--- Start PROVIDED INFORMATION ---

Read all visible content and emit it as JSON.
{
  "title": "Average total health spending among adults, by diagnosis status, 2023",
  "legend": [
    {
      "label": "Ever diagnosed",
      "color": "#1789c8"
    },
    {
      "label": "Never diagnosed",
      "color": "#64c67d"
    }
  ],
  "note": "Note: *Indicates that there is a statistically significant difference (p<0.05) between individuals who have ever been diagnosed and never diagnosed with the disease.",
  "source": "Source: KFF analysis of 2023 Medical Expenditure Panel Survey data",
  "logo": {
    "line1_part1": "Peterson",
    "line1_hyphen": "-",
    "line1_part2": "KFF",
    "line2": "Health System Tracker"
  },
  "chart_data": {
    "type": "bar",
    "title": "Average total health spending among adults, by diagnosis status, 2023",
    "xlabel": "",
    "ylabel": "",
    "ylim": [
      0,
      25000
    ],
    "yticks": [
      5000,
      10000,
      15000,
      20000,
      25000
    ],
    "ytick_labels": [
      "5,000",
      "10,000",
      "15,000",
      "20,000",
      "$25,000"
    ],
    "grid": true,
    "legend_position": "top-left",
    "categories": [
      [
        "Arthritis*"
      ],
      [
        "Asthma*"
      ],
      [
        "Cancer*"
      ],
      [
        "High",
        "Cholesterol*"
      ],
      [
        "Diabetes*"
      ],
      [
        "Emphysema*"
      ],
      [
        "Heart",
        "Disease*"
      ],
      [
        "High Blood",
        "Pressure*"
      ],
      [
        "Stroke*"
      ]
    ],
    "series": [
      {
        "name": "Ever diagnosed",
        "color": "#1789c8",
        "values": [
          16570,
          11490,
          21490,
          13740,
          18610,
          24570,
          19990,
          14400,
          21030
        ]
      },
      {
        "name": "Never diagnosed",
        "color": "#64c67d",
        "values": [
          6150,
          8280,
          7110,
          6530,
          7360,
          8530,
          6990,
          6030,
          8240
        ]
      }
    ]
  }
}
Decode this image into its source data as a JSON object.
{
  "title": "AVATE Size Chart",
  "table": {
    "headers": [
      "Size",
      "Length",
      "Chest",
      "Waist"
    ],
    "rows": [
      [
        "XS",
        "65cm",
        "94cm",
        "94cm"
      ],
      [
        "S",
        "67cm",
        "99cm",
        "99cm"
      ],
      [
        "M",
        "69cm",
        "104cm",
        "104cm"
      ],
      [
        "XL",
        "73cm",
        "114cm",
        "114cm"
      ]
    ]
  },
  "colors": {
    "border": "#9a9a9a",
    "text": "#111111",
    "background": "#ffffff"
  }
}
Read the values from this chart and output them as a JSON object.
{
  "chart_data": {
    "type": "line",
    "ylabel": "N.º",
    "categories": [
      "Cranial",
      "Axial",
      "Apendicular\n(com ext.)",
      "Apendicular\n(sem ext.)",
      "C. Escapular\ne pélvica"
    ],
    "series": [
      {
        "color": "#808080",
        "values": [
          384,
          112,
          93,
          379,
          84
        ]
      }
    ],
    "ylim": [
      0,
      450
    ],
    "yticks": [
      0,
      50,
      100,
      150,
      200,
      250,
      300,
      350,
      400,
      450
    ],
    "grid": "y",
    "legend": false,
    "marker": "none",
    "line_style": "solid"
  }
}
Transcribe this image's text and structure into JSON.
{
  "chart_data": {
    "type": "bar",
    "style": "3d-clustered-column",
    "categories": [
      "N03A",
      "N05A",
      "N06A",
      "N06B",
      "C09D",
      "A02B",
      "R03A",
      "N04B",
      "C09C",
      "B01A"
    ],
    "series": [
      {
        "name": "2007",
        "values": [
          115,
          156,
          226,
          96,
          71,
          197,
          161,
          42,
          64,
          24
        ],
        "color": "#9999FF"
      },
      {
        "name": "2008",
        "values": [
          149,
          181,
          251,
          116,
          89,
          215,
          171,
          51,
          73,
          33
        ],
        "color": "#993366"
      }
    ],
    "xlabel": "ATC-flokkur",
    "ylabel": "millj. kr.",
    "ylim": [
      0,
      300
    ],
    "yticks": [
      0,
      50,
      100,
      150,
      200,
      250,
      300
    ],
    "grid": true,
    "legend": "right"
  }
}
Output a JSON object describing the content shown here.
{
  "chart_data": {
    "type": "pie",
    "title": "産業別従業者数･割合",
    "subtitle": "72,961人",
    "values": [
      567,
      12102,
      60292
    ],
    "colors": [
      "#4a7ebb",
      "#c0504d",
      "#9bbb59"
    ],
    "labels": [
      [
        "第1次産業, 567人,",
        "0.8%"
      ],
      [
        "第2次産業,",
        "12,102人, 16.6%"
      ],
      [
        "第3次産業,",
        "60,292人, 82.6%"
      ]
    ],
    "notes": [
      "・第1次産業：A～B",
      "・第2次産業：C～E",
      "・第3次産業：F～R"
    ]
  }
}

--- End PROVIDED INFORMATION ---

> _AIM OF THE EXERCISE_: Set out the complete listing exactly as shown.

> _ANSWER TO THE PROBLEM_:
Read all visible content and emit it as JSON.
{
  "title": "Average total health spending among adults, by diagnosis status, 2023",
  "legend": [
    {
      "label": "Ever diagnosed",
      "color": "#1789c8"
    },
    {
      "label": "Never diagnosed",
      "color": "#64c67d"
    }
  ],
  "note": "Note: *Indicates that there is a statistically significant difference (p<0.05) between individuals who have ever been diagnosed and never diagnosed with the disease.",
  "source": "Source: KFF analysis of 2023 Medical Expenditure Panel Survey data",
  "logo": {
    "line1_part1": "Peterson",
    "line1_hyphen": "-",
    "line1_part2": "KFF",
    "line2": "Health System Tracker"
  },
  "chart_data": {
    "type": "bar",
    "title": "Average total health spending among adults, by diagnosis status, 2023",
    "xlabel": "",
    "ylabel": "",
    "ylim": [
      0,
      25000
    ],
    "yticks": [
      5000,
      10000,
      15000,
      20000,
      25000
    ],
    "ytick_labels": [
      "5,000",
      "10,000",
      "15,000",
      "20,000",
      "$25,000"
    ],
    "grid": true,
    "legend_position": "top-left",
    "categories": [
      [
        "Arthritis*"
      ],
      [
        "Asthma*"
      ],
      [
        "Cancer*"
      ],
      [
        "High",
        "Cholesterol*"
      ],
      [
        "Diabetes*"
      ],
      [
        "Emphysema*"
      ],
      [
        "Heart",
        "Disease*"
      ],
      [
        "High Blood",
        "Pressure*"
      ],
      [
        "Stroke*"
      ]
    ],
    "series": [
      {
        "name": "Ever diagnosed",
        "color": "#1789c8",
        "values": [
          16570,
          11490,
          21490,
          13740,
          18610,
          24570,
          19990,
          14400,
          21030
        ]
      },
      {
        "name": "Never diagnosed",
        "color": "#64c67d",
        "values": [
          6150,
          8280,
          7110,
          6530,
          7360,
          8530,
          6990,
          6030,
          8240
        ]
      }
    ]
  }
}
Decode this image into its source data as a JSON object.
{
  "title": "AVATE Size Chart",
  "table": {
    "headers": [
      "Size",
      "Length",
      "Chest",
      "Waist"
    ],
    "rows": [
      [
        "XS",
        "65cm",
        "94cm",
        "94cm"
      ],
      [
        "S",
        "67cm",
        "99cm",
        "99cm"
      ],
      [
        "M",
        "69cm",
        "104cm",
        "104cm"
      ],
      [
        "XL",
        "73cm",
        "114cm",
        "114cm"
      ]
    ]
  },
  "colors": {
    "border": "#9a9a9a",
    "text": "#111111",
    "background": "#ffffff"
  }
}
Read the values from this chart and output them as a JSON object.
{
  "chart_data": {
    "type": "line",
    "ylabel": "N.º",
    "categories": [
      "Cranial",
      "Axial",
      "Apendicular\n(com ext.)",
      "Apendicular\n(sem ext.)",
      "C. Escapular\ne pélvica"
    ],
    "series": [
      {
        "color": "#808080",
        "values": [
          384,
          112,
          93,
          379,
          84
        ]
      }
    ],
    "ylim": [
      0,
      450
    ],
    "yticks": [
      0,
      50,
      100,
      150,
      200,
      250,
      300,
      350,
      400,
      450
    ],
    "grid": "y",
    "legend": false,
    "marker": "none",
    "line_style": "solid"
  }
}
Transcribe this image's text and structure into JSON.
{
  "chart_data": {
    "type": "bar",
    "style": "3d-clustered-column",
    "categories": [
      "N03A",
      "N05A",
      "N06A",
      "N06B",
      "C09D",
      "A02B",
      "R03A",
      "N04B",
      "C09C",
      "B01A"
    ],
    "series": [
      {
        "name": "2007",
        "values": [
          115,
          156,
          226,
          96,
          71,
          197,
          161,
          42,
          64,
          24
        ],
        "color": "#9999FF"
      },
      {
        "name": "2008",
        "values": [
          149,
          181,
          251,
          116,
          89,
          215,
          171,
          51,
          73,
          33
        ],
        "color": "#993366"
      }
    ],
    "xlabel": "ATC-flokkur",
    "ylabel": "millj. kr.",
    "ylim": [
      0,
      300
    ],
    "yticks": [
      0,
      50,
      100,
      150,
      200,
      250,
      300
    ],
    "grid": true,
    "legend": "right"
  }
}
Output a JSON object describing the content shown here.
{
  "chart_data": {
    "type": "pie",
    "title": "産業別従業者数･割合",
    "subtitle": "72,961人",
    "values": [
      567,
      12102,
      60292
    ],
    "colors": [
      "#4a7ebb",
      "#c0504d",
      "#9bbb59"
    ],
    "labels": [
      [
        "第1次産業, 567人,",
        "0.8%"
      ],
      [
        "第2次産業,",
        "12,102人, 16.6%"
      ],
      [
        "第3次産業,",
        "60,292人, 82.6%"
      ]
    ],
    "notes": [
      "・第1次産業：A～B",
      "・第2次産業：C～E",
      "・第3次産業：F～R"
    ]
  }
}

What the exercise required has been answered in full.